[Collection entries]
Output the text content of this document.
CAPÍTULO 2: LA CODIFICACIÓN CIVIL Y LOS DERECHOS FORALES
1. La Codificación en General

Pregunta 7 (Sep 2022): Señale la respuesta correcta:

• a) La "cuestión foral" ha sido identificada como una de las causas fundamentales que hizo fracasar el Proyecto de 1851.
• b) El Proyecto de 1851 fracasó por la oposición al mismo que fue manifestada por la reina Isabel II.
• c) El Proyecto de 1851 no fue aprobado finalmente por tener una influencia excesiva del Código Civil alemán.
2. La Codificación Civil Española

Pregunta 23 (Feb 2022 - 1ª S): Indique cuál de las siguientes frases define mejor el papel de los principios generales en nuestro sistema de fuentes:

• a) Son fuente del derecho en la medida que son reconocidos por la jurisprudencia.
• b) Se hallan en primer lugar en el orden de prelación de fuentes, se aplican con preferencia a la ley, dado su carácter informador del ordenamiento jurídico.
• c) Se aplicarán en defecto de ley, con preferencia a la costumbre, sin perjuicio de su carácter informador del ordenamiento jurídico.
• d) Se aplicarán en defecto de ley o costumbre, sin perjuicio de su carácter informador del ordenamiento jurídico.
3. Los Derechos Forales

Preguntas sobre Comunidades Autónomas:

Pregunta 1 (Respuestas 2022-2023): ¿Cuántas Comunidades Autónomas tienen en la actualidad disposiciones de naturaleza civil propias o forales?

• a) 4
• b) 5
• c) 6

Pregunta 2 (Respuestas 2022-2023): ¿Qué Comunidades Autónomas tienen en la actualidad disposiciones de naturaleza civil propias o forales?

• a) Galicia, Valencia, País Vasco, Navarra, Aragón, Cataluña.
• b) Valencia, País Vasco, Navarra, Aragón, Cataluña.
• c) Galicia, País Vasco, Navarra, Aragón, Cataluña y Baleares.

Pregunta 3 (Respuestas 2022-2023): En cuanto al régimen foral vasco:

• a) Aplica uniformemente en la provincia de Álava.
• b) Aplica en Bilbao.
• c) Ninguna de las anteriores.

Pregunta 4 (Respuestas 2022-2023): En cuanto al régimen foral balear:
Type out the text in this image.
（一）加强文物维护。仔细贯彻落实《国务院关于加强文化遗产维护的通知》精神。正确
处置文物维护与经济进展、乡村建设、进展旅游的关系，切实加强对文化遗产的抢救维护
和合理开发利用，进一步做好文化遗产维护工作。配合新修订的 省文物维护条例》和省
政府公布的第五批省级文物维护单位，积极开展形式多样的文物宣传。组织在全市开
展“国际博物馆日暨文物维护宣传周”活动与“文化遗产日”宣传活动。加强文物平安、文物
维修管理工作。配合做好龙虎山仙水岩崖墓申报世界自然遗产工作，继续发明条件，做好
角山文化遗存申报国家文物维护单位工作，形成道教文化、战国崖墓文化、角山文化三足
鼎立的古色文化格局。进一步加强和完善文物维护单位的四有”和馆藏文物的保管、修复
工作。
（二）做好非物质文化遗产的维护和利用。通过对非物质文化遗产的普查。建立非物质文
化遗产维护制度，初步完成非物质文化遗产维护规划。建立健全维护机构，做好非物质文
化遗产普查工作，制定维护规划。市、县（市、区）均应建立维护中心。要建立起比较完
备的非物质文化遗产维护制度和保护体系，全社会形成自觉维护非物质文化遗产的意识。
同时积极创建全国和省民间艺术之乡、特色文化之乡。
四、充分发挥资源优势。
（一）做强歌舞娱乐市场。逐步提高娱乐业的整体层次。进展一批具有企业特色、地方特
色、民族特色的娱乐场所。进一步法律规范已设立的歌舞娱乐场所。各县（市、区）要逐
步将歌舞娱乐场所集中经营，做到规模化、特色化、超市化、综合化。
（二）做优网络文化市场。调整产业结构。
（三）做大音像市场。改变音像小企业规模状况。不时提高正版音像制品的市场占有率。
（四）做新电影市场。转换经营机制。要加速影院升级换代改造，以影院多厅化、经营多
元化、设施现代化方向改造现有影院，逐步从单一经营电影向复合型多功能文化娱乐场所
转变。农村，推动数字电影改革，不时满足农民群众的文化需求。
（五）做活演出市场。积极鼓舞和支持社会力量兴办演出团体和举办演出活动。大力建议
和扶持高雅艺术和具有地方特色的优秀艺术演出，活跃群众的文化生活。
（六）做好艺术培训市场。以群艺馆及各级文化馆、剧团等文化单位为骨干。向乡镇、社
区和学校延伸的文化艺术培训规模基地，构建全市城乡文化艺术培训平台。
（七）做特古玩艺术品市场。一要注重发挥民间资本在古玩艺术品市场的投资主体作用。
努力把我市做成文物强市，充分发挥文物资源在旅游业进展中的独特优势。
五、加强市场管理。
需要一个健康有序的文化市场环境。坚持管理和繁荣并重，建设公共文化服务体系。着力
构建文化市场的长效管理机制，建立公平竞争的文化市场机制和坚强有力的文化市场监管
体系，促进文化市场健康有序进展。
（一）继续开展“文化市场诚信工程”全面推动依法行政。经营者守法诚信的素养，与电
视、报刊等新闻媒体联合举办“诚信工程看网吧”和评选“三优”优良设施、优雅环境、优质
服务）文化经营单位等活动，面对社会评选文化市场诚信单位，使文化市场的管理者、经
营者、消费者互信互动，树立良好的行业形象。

- Requirements -
The entries above should be repeated exactly, every one of them.

- Answer to the task -
Output the text content of this document.
CAPÍTULO 2: LA CODIFICACIÓN CIVIL Y LOS DERECHOS FORALES
1. La Codificación en General

Pregunta 7 (Sep 2022): Señale la respuesta correcta:

• a) La "cuestión foral" ha sido identificada como una de las causas fundamentales que hizo fracasar el Proyecto de 1851.
• b) El Proyecto de 1851 fracasó por la oposición al mismo que fue manifestada por la reina Isabel II.
• c) El Proyecto de 1851 no fue aprobado finalmente por tener una influencia excesiva del Código Civil alemán.
2. La Codificación Civil Española

Pregunta 23 (Feb 2022 - 1ª S): Indique cuál de las siguientes frases define mejor el papel de los principios generales en nuestro sistema de fuentes:

• a) Son fuente del derecho en la medida que son reconocidos por la jurisprudencia.
• b) Se hallan en primer lugar en el orden de prelación de fuentes, se aplican con preferencia a la ley, dado su carácter informador del ordenamiento jurídico.
• c) Se aplicarán en defecto de ley, con preferencia a la costumbre, sin perjuicio de su carácter informador del ordenamiento jurídico.
• d) Se aplicarán en defecto de ley o costumbre, sin perjuicio de su carácter informador del ordenamiento jurídico.
3. Los Derechos Forales

Preguntas sobre Comunidades Autónomas:

Pregunta 1 (Respuestas 2022-2023): ¿Cuántas Comunidades Autónomas tienen en la actualidad disposiciones de naturaleza civil propias o forales?

• a) 4
• b) 5
• c) 6

Pregunta 2 (Respuestas 2022-2023): ¿Qué Comunidades Autónomas tienen en la actualidad disposiciones de naturaleza civil propias o forales?

• a) Galicia, Valencia, País Vasco, Navarra, Aragón, Cataluña.
• b) Valencia, País Vasco, Navarra, Aragón, Cataluña.
• c) Galicia, País Vasco, Navarra, Aragón, Cataluña y Baleares.

Pregunta 3 (Respuestas 2022-2023): En cuanto al régimen foral vasco:

• a) Aplica uniformemente en la provincia de Álava.
• b) Aplica en Bilbao.
• c) Ninguna de las anteriores.

Pregunta 4 (Respuestas 2022-2023): En cuanto al régimen foral balear:
Type out the text in this image.
（一）加强文物维护。仔细贯彻落实《国务院关于加强文化遗产维护的通知》精神。正确
处置文物维护与经济进展、乡村建设、进展旅游的关系，切实加强对文化遗产的抢救维护
和合理开发利用，进一步做好文化遗产维护工作。配合新修订的 省文物维护条例》和省
政府公布的第五批省级文物维护单位，积极开展形式多样的文物宣传。组织在全市开
展“国际博物馆日暨文物维护宣传周”活动与“文化遗产日”宣传活动。加强文物平安、文物
维修管理工作。配合做好龙虎山仙水岩崖墓申报世界自然遗产工作，继续发明条件，做好
角山文化遗存申报国家文物维护单位工作，形成道教文化、战国崖墓文化、角山文化三足
鼎立的古色文化格局。进一步加强和完善文物维护单位的四有”和馆藏文物的保管、修复
工作。
（二）做好非物质文化遗产的维护和利用。通过对非物质文化遗产的普查。建立非物质文
化遗产维护制度，初步完成非物质文化遗产维护规划。建立健全维护机构，做好非物质文
化遗产普查工作，制定维护规划。市、县（市、区）均应建立维护中心。要建立起比较完
备的非物质文化遗产维护制度和保护体系，全社会形成自觉维护非物质文化遗产的意识。
同时积极创建全国和省民间艺术之乡、特色文化之乡。
四、充分发挥资源优势。
（一）做强歌舞娱乐市场。逐步提高娱乐业的整体层次。进展一批具有企业特色、地方特
色、民族特色的娱乐场所。进一步法律规范已设立的歌舞娱乐场所。各县（市、区）要逐
步将歌舞娱乐场所集中经营，做到规模化、特色化、超市化、综合化。
（二）做优网络文化市场。调整产业结构。
（三）做大音像市场。改变音像小企业规模状况。不时提高正版音像制品的市场占有率。
（四）做新电影市场。转换经营机制。要加速影院升级换代改造，以影院多厅化、经营多
元化、设施现代化方向改造现有影院，逐步从单一经营电影向复合型多功能文化娱乐场所
转变。农村，推动数字电影改革，不时满足农民群众的文化需求。
（五）做活演出市场。积极鼓舞和支持社会力量兴办演出团体和举办演出活动。大力建议
和扶持高雅艺术和具有地方特色的优秀艺术演出，活跃群众的文化生活。
（六）做好艺术培训市场。以群艺馆及各级文化馆、剧团等文化单位为骨干。向乡镇、社
区和学校延伸的文化艺术培训规模基地，构建全市城乡文化艺术培训平台。
（七）做特古玩艺术品市场。一要注重发挥民间资本在古玩艺术品市场的投资主体作用。
努力把我市做成文物强市，充分发挥文物资源在旅游业进展中的独特优势。
五、加强市场管理。
需要一个健康有序的文化市场环境。坚持管理和繁荣并重，建设公共文化服务体系。着力
构建文化市场的长效管理机制，建立公平竞争的文化市场机制和坚强有力的文化市场监管
体系，促进文化市场健康有序进展。
（一）继续开展“文化市场诚信工程”全面推动依法行政。经营者守法诚信的素养，与电
视、报刊等新闻媒体联合举办“诚信工程看网吧”和评选“三优”优良设施、优雅环境、优质
服务）文化经营单位等活动，面对社会评选文化市场诚信单位，使文化市场的管理者、经
营者、消费者互信互动，树立良好的行业形象。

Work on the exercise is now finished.